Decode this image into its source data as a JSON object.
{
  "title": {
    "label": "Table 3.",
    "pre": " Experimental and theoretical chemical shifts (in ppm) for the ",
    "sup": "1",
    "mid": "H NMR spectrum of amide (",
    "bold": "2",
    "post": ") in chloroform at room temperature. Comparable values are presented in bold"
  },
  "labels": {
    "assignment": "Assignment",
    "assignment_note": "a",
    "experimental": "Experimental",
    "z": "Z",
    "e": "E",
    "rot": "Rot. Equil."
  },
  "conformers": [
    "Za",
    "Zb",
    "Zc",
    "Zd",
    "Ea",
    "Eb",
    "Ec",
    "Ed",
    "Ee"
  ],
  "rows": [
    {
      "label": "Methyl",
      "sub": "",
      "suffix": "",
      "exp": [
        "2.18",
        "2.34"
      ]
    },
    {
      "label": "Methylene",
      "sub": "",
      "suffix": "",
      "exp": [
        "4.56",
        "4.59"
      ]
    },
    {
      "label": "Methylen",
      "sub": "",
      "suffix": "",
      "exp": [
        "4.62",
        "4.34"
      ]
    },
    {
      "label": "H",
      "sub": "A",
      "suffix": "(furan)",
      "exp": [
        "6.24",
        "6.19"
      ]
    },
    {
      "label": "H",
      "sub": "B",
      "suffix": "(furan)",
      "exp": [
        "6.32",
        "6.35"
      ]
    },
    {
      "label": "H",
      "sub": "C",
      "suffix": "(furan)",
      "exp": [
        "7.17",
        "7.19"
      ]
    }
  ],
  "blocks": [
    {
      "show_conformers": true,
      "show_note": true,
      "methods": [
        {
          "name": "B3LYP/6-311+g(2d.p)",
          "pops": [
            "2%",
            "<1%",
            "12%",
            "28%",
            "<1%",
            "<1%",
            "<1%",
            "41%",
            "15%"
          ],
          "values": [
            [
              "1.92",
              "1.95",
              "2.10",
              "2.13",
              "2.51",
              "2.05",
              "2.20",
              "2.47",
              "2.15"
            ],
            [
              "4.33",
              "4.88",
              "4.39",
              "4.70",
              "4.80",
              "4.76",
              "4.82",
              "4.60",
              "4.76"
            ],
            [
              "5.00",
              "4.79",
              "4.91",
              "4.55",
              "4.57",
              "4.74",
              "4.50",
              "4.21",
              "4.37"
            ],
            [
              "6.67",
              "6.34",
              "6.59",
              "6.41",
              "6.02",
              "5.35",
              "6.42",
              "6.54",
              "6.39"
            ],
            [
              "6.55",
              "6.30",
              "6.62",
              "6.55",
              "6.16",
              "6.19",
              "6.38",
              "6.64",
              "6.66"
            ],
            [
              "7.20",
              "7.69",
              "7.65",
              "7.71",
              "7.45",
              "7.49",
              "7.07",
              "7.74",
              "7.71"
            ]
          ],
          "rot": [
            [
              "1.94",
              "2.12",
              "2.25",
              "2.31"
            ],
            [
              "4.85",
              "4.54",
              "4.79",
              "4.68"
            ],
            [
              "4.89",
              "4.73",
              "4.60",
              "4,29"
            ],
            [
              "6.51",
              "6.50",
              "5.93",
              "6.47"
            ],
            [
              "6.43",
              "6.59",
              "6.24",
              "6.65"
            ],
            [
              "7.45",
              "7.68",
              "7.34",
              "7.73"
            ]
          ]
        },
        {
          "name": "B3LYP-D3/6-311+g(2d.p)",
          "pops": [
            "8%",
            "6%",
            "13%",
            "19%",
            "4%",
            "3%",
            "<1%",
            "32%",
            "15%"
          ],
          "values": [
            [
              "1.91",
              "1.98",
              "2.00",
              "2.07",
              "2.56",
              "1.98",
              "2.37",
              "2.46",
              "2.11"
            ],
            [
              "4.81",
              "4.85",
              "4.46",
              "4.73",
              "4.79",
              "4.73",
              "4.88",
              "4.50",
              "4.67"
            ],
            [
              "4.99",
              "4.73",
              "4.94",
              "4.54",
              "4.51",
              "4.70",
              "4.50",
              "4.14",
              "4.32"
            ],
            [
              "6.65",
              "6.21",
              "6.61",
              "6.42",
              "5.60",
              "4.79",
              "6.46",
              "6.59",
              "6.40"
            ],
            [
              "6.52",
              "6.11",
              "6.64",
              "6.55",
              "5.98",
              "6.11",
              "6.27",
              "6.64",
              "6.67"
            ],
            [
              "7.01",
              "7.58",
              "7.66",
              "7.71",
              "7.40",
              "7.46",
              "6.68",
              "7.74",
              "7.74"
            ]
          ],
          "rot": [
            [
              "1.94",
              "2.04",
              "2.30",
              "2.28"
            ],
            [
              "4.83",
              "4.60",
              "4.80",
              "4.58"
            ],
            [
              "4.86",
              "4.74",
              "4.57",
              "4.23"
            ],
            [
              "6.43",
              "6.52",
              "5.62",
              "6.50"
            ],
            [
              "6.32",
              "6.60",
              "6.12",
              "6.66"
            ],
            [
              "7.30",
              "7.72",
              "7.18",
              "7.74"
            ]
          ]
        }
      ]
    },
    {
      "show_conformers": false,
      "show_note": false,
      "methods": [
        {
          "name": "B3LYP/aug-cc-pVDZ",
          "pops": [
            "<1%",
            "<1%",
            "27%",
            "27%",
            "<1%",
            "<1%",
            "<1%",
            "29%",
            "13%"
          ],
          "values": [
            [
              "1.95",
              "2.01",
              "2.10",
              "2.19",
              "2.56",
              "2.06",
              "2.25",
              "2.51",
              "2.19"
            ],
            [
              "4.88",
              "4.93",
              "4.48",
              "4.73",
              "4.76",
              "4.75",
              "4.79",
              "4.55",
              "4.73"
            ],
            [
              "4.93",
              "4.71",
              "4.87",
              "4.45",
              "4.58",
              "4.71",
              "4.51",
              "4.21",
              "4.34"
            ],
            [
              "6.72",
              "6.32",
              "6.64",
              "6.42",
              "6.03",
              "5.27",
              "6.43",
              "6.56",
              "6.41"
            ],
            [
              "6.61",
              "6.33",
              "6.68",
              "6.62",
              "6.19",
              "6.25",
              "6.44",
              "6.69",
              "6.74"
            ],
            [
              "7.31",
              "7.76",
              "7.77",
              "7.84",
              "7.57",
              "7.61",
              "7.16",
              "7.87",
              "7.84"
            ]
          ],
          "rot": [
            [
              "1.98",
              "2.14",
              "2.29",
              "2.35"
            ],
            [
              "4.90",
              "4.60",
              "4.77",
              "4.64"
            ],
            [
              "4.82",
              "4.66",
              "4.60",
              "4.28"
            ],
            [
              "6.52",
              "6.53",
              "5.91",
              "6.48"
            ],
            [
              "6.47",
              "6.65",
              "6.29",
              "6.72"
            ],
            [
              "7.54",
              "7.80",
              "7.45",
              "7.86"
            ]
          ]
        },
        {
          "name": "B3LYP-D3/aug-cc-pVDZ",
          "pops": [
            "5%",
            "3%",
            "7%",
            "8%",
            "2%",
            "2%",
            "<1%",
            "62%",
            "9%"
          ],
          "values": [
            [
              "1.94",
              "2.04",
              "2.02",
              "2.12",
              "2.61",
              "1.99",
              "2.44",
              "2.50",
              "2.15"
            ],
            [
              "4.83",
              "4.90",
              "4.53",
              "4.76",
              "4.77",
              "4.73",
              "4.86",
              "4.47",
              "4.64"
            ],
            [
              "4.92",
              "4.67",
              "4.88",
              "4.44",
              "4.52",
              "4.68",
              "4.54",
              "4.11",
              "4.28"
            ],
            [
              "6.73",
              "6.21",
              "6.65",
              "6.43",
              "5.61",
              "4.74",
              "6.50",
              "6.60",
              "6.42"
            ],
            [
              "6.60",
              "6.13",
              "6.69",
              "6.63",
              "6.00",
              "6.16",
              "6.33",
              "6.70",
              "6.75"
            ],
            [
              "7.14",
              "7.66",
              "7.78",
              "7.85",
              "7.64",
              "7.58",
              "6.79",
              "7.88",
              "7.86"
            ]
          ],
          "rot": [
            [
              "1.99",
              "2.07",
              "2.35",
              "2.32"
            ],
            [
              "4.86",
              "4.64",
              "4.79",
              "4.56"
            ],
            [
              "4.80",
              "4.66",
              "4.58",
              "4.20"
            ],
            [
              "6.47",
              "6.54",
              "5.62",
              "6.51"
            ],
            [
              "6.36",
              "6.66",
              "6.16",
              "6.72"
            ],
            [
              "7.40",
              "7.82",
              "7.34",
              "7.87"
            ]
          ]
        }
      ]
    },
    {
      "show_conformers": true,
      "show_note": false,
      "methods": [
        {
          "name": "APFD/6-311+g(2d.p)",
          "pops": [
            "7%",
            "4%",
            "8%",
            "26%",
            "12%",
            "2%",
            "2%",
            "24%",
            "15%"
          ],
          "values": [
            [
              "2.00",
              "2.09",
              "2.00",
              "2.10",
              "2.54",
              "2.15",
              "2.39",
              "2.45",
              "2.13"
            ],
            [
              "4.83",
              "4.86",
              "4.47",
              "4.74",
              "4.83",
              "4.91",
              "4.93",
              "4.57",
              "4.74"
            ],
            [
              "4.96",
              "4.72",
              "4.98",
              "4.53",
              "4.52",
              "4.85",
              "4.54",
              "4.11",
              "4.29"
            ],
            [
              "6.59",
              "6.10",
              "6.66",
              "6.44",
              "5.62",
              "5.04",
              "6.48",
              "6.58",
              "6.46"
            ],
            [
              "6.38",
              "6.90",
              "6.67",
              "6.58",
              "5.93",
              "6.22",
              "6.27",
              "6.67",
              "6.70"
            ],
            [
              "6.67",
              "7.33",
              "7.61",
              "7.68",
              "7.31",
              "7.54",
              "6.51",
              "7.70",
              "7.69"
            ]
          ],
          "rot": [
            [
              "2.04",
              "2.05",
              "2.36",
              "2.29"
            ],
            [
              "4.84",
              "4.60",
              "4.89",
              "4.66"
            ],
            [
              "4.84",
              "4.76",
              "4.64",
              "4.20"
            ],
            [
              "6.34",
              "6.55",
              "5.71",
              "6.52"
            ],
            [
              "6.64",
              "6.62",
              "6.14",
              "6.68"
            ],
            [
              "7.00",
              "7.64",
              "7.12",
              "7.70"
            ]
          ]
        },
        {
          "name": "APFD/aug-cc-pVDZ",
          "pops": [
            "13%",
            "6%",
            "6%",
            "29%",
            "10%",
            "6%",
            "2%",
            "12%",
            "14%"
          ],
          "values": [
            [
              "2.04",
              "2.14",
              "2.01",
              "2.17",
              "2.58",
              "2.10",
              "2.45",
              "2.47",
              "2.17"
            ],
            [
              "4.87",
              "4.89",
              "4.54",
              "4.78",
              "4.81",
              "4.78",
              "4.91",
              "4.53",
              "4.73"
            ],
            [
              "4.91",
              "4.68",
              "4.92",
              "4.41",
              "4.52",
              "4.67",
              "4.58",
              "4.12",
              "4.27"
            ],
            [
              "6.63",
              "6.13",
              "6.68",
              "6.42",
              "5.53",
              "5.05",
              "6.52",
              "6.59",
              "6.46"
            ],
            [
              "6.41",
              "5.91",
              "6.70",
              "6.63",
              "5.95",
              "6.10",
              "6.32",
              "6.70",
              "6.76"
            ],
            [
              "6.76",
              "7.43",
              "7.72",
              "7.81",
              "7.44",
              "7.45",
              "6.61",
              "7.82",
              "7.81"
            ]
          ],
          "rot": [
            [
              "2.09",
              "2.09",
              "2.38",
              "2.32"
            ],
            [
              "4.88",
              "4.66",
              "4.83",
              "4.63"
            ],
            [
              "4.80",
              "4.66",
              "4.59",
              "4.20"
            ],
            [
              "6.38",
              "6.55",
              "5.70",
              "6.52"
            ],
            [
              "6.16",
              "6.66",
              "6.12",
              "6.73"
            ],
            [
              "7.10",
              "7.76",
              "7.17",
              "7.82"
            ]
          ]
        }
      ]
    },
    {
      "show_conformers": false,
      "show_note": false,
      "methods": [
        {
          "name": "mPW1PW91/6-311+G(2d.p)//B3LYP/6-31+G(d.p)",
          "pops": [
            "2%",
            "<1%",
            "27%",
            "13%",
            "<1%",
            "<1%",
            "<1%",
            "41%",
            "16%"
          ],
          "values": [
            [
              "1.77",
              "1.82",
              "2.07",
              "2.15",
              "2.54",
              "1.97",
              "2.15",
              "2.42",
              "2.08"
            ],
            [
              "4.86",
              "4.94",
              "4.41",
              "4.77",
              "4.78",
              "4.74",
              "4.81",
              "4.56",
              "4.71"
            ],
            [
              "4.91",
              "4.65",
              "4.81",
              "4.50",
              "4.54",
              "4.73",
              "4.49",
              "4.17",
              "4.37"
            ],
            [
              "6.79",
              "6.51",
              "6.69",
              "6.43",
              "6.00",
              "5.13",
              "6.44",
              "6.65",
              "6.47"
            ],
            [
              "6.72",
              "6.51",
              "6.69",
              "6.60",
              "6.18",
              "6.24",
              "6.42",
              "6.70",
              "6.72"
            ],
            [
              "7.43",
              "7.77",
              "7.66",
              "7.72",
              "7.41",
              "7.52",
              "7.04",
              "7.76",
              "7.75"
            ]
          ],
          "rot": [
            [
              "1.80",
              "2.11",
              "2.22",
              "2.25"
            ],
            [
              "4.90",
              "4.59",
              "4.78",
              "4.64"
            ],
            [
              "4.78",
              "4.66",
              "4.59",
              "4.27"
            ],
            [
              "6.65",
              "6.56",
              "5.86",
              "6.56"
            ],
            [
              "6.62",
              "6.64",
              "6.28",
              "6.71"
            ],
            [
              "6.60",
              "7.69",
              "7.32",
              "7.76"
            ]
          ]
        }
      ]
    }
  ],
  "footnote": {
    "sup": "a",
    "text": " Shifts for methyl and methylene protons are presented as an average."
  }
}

== What this task involves ==
Looking at the entries above, how many lines contain the word "pVDZ"? Answer with the number alone.

== Right answer ==
3